> [Exercise brief] List all lines of the data containing the word "ἀπόφαση".

Data items
* Begin *

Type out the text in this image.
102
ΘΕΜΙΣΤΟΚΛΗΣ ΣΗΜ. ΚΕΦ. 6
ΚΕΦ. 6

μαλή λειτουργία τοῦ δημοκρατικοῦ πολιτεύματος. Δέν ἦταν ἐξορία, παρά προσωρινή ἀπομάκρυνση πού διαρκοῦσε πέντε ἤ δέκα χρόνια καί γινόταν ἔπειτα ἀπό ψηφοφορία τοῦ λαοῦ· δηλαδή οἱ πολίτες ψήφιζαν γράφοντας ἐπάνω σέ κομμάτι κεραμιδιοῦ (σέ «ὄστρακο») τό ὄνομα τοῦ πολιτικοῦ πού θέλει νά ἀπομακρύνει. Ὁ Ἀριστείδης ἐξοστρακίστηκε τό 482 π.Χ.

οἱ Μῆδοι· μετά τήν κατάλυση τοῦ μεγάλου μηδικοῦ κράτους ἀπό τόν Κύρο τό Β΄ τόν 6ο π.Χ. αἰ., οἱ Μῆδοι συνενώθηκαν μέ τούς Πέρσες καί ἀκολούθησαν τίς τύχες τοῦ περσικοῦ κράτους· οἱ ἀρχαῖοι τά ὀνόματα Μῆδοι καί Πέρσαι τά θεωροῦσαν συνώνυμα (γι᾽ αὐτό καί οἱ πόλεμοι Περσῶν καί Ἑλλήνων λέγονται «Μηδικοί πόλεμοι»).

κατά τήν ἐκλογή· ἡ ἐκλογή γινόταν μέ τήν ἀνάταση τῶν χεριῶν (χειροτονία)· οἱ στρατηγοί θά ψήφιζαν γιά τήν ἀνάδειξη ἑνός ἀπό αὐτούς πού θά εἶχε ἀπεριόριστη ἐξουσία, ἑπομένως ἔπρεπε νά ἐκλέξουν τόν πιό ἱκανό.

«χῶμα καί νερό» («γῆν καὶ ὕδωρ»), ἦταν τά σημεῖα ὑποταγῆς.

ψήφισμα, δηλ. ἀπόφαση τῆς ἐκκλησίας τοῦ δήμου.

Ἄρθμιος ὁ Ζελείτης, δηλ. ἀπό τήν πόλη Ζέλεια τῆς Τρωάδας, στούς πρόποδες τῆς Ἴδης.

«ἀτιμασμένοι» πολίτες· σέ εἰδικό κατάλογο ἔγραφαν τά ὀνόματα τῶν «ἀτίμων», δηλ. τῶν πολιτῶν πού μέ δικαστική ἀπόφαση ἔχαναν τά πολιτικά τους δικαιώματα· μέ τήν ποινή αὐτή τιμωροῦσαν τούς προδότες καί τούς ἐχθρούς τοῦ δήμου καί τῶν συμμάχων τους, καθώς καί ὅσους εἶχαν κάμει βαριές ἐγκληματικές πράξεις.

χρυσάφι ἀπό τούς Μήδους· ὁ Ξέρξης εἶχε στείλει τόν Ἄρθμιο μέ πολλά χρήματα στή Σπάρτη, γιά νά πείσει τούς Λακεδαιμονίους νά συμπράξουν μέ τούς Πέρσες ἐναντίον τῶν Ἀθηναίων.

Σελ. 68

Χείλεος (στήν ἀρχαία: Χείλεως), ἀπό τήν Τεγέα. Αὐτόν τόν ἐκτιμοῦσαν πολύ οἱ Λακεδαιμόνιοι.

* End *

> [Written reply]
ψήφισμα, δηλ. ἀπόφαση τῆς ἐκκλησίας τοῦ δήμου.
«ἀτιμασμένοι» πολίτες· σέ εἰδικό κατάλογο ἔγραφαν τά ὀνόματα τῶν «ἀτίμων», δηλ. τῶν πολιτῶν πού μέ δικαστική ἀπόφαση ἔχαναν τά πολιτικά τους δικαιώματα· μέ τήν ποινή αὐτή τιμωροῦσαν τούς προδότες καί τούς ἐχθρούς τοῦ δήμου καί τῶν συμμάχων τους, καθώς καί ὅσους εἶχαν κάμει βαριές ἐγκληματικές πράξεις.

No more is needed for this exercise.